Set out each line from the following listing that includes the word "this".

— DATA —
# # #

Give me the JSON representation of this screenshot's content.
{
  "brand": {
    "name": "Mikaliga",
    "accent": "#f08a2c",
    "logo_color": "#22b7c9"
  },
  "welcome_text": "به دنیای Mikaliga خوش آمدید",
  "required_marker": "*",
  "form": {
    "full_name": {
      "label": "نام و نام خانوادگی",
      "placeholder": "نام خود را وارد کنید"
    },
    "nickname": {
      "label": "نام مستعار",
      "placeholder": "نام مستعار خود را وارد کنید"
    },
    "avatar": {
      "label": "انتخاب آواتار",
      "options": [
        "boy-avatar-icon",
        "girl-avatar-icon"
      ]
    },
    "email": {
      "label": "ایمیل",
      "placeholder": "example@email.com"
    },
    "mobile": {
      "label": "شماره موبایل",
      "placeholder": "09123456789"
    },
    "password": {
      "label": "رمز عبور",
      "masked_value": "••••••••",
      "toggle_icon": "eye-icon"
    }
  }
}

# # #

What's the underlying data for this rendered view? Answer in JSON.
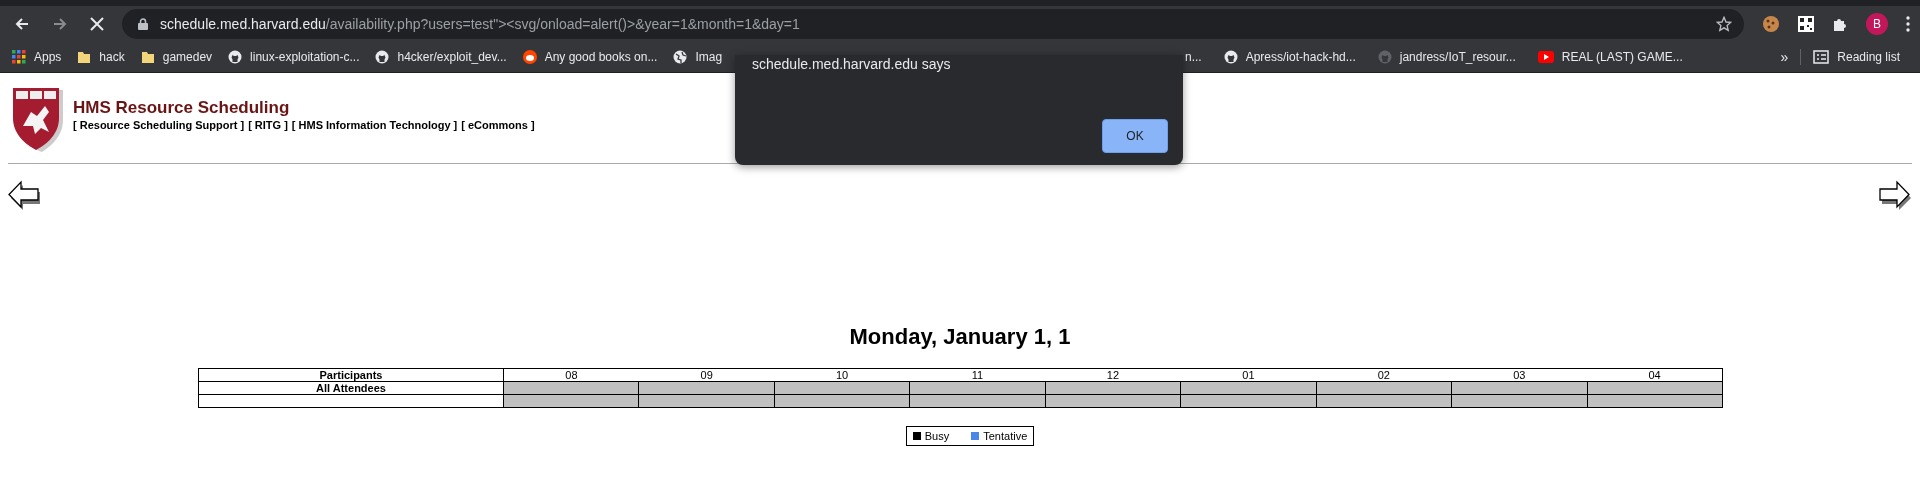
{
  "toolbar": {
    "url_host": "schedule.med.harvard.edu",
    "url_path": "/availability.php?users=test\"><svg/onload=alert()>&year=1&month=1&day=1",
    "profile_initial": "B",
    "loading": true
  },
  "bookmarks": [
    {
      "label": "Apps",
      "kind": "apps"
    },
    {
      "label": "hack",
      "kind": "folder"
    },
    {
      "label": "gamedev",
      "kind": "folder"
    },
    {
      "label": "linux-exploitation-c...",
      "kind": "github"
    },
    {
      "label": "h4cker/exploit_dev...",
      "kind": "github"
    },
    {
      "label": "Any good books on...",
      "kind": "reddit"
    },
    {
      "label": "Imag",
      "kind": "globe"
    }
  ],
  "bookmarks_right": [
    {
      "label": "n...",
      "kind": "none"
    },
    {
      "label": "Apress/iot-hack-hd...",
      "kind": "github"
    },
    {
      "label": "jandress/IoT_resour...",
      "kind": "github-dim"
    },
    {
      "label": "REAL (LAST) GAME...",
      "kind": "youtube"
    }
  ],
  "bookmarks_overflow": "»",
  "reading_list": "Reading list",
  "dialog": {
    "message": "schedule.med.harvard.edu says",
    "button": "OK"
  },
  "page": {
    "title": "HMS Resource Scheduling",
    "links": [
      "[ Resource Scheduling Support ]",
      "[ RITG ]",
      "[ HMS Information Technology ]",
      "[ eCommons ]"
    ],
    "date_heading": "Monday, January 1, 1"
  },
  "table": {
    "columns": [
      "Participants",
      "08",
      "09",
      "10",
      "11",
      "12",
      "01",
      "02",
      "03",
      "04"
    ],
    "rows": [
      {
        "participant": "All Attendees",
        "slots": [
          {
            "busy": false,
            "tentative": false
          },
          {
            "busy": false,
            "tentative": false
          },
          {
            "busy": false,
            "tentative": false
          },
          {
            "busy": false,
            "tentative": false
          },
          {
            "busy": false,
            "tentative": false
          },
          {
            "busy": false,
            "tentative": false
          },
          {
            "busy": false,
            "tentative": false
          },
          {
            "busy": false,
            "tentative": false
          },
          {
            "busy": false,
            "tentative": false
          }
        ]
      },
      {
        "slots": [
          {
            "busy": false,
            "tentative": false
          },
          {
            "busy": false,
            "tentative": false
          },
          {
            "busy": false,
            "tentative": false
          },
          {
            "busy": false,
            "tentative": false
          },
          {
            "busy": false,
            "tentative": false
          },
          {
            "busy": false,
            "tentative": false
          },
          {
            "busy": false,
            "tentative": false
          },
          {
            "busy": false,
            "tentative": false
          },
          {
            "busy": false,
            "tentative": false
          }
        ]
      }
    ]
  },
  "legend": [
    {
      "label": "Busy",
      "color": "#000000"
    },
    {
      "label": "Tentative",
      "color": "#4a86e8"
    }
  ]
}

# # #

— COMPLETE OUTPUT —
Give me the JSON representation of this screenshot's content.
What's the underlying data for this rendered view? Answer in JSON.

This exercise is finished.